Set problem:
Copy the data word for word, keeping every line.

Figure contents as structured data

━━━

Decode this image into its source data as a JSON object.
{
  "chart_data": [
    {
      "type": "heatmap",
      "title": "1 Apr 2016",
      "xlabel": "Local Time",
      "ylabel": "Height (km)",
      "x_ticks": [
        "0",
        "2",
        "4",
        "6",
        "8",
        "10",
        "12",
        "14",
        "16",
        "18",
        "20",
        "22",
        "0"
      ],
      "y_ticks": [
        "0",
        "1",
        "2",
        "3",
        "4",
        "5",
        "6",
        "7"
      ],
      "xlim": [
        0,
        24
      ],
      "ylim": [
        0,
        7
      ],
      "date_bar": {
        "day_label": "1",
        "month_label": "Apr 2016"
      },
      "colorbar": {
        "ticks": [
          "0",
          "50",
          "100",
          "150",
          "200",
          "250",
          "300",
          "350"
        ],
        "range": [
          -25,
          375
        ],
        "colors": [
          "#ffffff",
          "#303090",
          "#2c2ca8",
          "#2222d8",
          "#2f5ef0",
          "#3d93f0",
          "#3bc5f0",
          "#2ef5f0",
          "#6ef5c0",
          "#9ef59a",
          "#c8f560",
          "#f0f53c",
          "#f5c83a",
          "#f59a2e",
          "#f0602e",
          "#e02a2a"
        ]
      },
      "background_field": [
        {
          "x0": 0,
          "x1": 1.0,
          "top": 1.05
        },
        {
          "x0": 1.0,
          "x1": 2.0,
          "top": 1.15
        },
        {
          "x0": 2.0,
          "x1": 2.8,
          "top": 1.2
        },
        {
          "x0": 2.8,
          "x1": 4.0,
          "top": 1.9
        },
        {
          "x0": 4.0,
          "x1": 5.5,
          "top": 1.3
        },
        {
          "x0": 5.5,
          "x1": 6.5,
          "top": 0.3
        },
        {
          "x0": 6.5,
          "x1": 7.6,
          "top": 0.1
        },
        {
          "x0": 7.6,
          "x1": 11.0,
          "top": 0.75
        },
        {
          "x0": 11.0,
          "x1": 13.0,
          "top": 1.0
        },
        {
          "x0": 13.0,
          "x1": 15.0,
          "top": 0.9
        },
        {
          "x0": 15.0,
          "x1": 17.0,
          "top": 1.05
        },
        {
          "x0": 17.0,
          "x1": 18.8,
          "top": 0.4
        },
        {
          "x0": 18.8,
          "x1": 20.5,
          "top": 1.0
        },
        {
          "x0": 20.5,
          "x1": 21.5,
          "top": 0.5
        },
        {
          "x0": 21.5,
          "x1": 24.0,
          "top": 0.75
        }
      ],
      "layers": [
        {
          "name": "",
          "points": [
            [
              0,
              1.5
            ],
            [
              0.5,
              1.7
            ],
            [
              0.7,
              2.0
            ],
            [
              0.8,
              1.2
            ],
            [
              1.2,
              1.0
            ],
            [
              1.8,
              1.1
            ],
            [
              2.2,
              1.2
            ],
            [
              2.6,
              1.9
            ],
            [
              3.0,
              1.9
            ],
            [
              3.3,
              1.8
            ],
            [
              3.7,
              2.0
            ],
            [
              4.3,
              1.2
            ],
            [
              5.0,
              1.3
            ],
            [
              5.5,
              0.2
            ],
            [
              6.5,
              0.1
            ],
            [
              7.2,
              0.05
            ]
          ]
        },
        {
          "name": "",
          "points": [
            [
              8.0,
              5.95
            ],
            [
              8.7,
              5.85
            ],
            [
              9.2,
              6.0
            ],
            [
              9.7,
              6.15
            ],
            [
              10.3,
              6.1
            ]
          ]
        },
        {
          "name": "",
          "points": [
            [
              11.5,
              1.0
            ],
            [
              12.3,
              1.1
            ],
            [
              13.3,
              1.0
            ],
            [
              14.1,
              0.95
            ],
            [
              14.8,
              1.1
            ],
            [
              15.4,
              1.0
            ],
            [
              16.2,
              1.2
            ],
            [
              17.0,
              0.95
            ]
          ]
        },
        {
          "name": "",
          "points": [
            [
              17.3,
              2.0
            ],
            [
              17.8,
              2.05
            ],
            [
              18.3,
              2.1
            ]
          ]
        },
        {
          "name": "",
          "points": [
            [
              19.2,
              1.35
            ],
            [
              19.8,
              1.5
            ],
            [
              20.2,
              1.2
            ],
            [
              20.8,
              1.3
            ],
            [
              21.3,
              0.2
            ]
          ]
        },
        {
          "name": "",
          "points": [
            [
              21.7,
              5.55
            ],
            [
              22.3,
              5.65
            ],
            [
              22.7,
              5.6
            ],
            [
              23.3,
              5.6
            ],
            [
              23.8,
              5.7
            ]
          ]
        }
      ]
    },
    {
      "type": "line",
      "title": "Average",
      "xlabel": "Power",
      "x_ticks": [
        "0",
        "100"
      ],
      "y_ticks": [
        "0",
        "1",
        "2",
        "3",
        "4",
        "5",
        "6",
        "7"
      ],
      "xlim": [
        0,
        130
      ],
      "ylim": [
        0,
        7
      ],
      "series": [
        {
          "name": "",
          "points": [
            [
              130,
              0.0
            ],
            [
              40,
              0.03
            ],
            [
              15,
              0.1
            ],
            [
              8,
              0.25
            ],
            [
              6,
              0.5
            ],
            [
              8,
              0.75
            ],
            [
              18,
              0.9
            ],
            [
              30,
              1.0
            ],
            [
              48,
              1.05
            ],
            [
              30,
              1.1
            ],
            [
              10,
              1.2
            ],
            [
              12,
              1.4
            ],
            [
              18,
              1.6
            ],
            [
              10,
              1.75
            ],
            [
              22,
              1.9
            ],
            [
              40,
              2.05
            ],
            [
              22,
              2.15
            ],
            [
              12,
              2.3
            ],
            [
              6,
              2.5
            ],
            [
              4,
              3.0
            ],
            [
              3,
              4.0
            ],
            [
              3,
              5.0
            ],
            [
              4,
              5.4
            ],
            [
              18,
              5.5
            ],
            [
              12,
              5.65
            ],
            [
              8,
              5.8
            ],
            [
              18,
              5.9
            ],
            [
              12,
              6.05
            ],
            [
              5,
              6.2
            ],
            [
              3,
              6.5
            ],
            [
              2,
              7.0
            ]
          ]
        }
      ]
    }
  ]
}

━━━

Result below:
Decode this image into its source data as a JSON object.
{
  "chart_data": [
    {
      "type": "heatmap",
      "title": "1 Apr 2016",
      "xlabel": "Local Time",
      "ylabel": "Height (km)",
      "x_ticks": [
        "0",
        "2",
        "4",
        "6",
        "8",
        "10",
        "12",
        "14",
        "16",
        "18",
        "20",
        "22",
        "0"
      ],
      "y_ticks": [
        "0",
        "1",
        "2",
        "3",
        "4",
        "5",
        "6",
        "7"
      ],
      "xlim": [
        0,
        24
      ],
      "ylim": [
        0,
        7
      ],
      "date_bar": {
        "day_label": "1",
        "month_label": "Apr 2016"
      },
      "colorbar": {
        "ticks": [
          "0",
          "50",
          "100",
          "150",
          "200",
          "250",
          "300",
          "350"
        ],
        "range": [
          -25,
          375
        ],
        "colors": [
          "#ffffff",
          "#303090",
          "#2c2ca8",
          "#2222d8",
          "#2f5ef0",
          "#3d93f0",
          "#3bc5f0",
          "#2ef5f0",
          "#6ef5c0",
          "#9ef59a",
          "#c8f560",
          "#f0f53c",
          "#f5c83a",
          "#f59a2e",
          "#f0602e",
          "#e02a2a"
        ]
      },
      "background_field": [
        {
          "x0": 0,
          "x1": 1.0,
          "top": 1.05
        },
        {
          "x0": 1.0,
          "x1": 2.0,
          "top": 1.15
        },
        {
          "x0": 2.0,
          "x1": 2.8,
          "top": 1.2
        },
        {
          "x0": 2.8,
          "x1": 4.0,
          "top": 1.9
        },
        {
          "x0": 4.0,
          "x1": 5.5,
          "top": 1.3
        },
        {
          "x0": 5.5,
          "x1": 6.5,
          "top": 0.3
        },
        {
          "x0": 6.5,
          "x1": 7.6,
          "top": 0.1
        },
        {
          "x0": 7.6,
          "x1": 11.0,
          "top": 0.75
        },
        {
          "x0": 11.0,
          "x1": 13.0,
          "top": 1.0
        },
        {
          "x0": 13.0,
          "x1": 15.0,
          "top": 0.9
        },
        {
          "x0": 15.0,
          "x1": 17.0,
          "top": 1.05
        },
        {
          "x0": 17.0,
          "x1": 18.8,
          "top": 0.4
        },
        {
          "x0": 18.8,
          "x1": 20.5,
          "top": 1.0
        },
        {
          "x0": 20.5,
          "x1": 21.5,
          "top": 0.5
        },
        {
          "x0": 21.5,
          "x1": 24.0,
          "top": 0.75
        }
      ],
      "layers": [
        {
          "name": "",
          "points": [
            [
              0,
              1.5
            ],
            [
              0.5,
              1.7
            ],
            [
              0.7,
              2.0
            ],
            [
              0.8,
              1.2
            ],
            [
              1.2,
              1.0
            ],
            [
              1.8,
              1.1
            ],
            [
              2.2,
              1.2
            ],
            [
              2.6,
              1.9
            ],
            [
              3.0,
              1.9
            ],
            [
              3.3,
              1.8
            ],
            [
              3.7,
              2.0
            ],
            [
              4.3,
              1.2
            ],
            [
              5.0,
              1.3
            ],
            [
              5.5,
              0.2
            ],
            [
              6.5,
              0.1
            ],
            [
              7.2,
              0.05
            ]
          ]
        },
        {
          "name": "",
          "points": [
            [
              8.0,
              5.95
            ],
            [
              8.7,
              5.85
            ],
            [
              9.2,
              6.0
            ],
            [
              9.7,
              6.15
            ],
            [
              10.3,
              6.1
            ]
          ]
        },
        {
          "name": "",
          "points": [
            [
              11.5,
              1.0
            ],
            [
              12.3,
              1.1
            ],
            [
              13.3,
              1.0
            ],
            [
              14.1,
              0.95
            ],
            [
              14.8,
              1.1
            ],
            [
              15.4,
              1.0
            ],
            [
              16.2,
              1.2
            ],
            [
              17.0,
              0.95
            ]
          ]
        },
        {
          "name": "",
          "points": [
            [
              17.3,
              2.0
            ],
            [
              17.8,
              2.05
            ],
            [
              18.3,
              2.1
            ]
          ]
        },
        {
          "name": "",
          "points": [
            [
              19.2,
              1.35
            ],
            [
              19.8,
              1.5
            ],
            [
              20.2,
              1.2
            ],
            [
              20.8,
              1.3
            ],
            [
              21.3,
              0.2
            ]
          ]
        },
        {
          "name": "",
          "points": [
            [
              21.7,
              5.55
            ],
            [
              22.3,
              5.65
            ],
            [
              22.7,
              5.6
            ],
            [
              23.3,
              5.6
            ],
            [
              23.8,
              5.7
            ]
          ]
        }
      ]
    },
    {
      "type": "line",
      "title": "Average",
      "xlabel": "Power",
      "x_ticks": [
        "0",
        "100"
      ],
      "y_ticks": [
        "0",
        "1",
        "2",
        "3",
        "4",
        "5",
        "6",
        "7"
      ],
      "xlim": [
        0,
        130
      ],
      "ylim": [
        0,
        7
      ],
      "series": [
        {
          "name": "",
          "points": [
            [
              130,
              0.0
            ],
            [
              40,
              0.03
            ],
            [
              15,
              0.1
            ],
            [
              8,
              0.25
            ],
            [
              6,
              0.5
            ],
            [
              8,
              0.75
            ],
            [
              18,
              0.9
            ],
            [
              30,
              1.0
            ],
            [
              48,
              1.05
            ],
            [
              30,
              1.1
            ],
            [
              10,
              1.2
            ],
            [
              12,
              1.4
            ],
            [
              18,
              1.6
            ],
            [
              10,
              1.75
            ],
            [
              22,
              1.9
            ],
            [
              40,
              2.05
            ],
            [
              22,
              2.15
            ],
            [
              12,
              2.3
            ],
            [
              6,
              2.5
            ],
            [
              4,
              3.0
            ],
            [
              3,
              4.0
            ],
            [
              3,
              5.0
            ],
            [
              4,
              5.4
            ],
            [
              18,
              5.5
            ],
            [
              12,
              5.65
            ],
            [
              8,
              5.8
            ],
            [
              18,
              5.9
            ],
            [
              12,
              6.05
            ],
            [
              5,
              6.2
            ],
            [
              3,
              6.5
            ],
            [
              2,
              7.0
            ]
          ]
        }
      ]
    }
  ]
}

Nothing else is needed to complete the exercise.